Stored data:
##########
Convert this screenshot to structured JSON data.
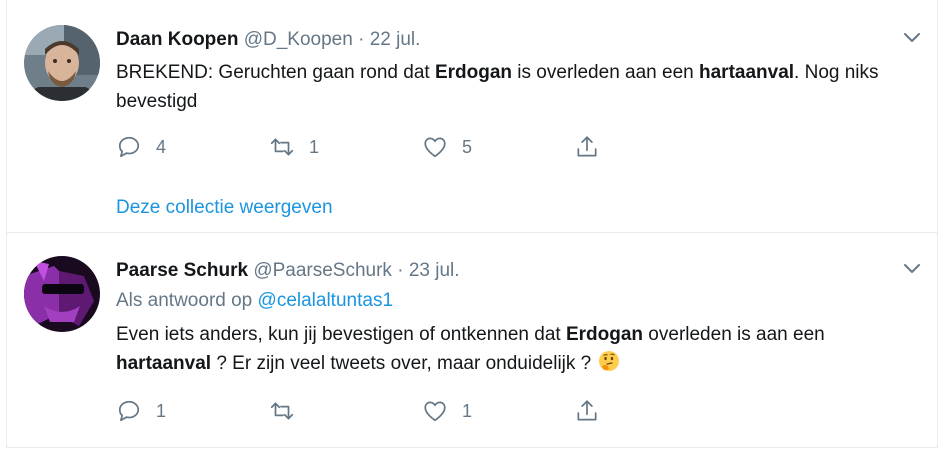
{
  "tweets": [
    {
      "name": "Daan Koopen",
      "handle": "@D_Koopen",
      "separator": "·",
      "date": "22 jul.",
      "text_parts": [
        "BREKEND: Geruchten gaan rond dat ",
        "Erdogan",
        " is overleden aan een ",
        "hartaanval",
        ". Nog niks bevestigd"
      ],
      "replies": "4",
      "retweets": "1",
      "likes": "5",
      "collection_link": "Deze collectie weergeven"
    },
    {
      "name": "Paarse Schurk",
      "handle": "@PaarseSchurk",
      "separator": "·",
      "date": "23 jul.",
      "reply_prefix": "Als antwoord op",
      "reply_mention": "@celalaltuntas1",
      "text_parts": [
        "Even iets anders, kun jij bevestigen of ontkennen dat ",
        "Erdogan",
        " overleden is aan een ",
        "hartaanval",
        " ? Er zijn veel tweets over, maar onduidelijk ? "
      ],
      "emoji": "thinking-face-emoji",
      "replies": "1",
      "retweets": "",
      "likes": "1"
    }
  ],
  "icons": {
    "reply": "reply-icon",
    "retweet": "retweet-icon",
    "like": "heart-icon",
    "share": "share-icon",
    "caret": "chevron-down-icon"
  },
  "colors": {
    "link": "#1b95e0",
    "secondary_text": "#657786",
    "primary_text": "#14171a",
    "border": "#e6ecf0"
  }
}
##########
> Task to complete
Repeat all the records above exactly, leaving out any pictures.

> Finished task
Convert this screenshot to structured JSON data.
{
  "tweets": [
    {
      "name": "Daan Koopen",
      "handle": "@D_Koopen",
      "separator": "·",
      "date": "22 jul.",
      "text_parts": [
        "BREKEND: Geruchten gaan rond dat ",
        "Erdogan",
        " is overleden aan een ",
        "hartaanval",
        ". Nog niks bevestigd"
      ],
      "replies": "4",
      "retweets": "1",
      "likes": "5",
      "collection_link": "Deze collectie weergeven"
    },
    {
      "name": "Paarse Schurk",
      "handle": "@PaarseSchurk",
      "separator": "·",
      "date": "23 jul.",
      "reply_prefix": "Als antwoord op",
      "reply_mention": "@celalaltuntas1",
      "text_parts": [
        "Even iets anders, kun jij bevestigen of ontkennen dat ",
        "Erdogan",
        " overleden is aan een ",
        "hartaanval",
        " ? Er zijn veel tweets over, maar onduidelijk ? "
      ],
      "emoji": "thinking-face-emoji",
      "replies": "1",
      "retweets": "",
      "likes": "1"
    }
  ],
  "icons": {
    "reply": "reply-icon",
    "retweet": "retweet-icon",
    "like": "heart-icon",
    "share": "share-icon",
    "caret": "chevron-down-icon"
  },
  "colors": {
    "link": "#1b95e0",
    "secondary_text": "#657786",
    "primary_text": "#14171a",
    "border": "#e6ecf0"
  }
}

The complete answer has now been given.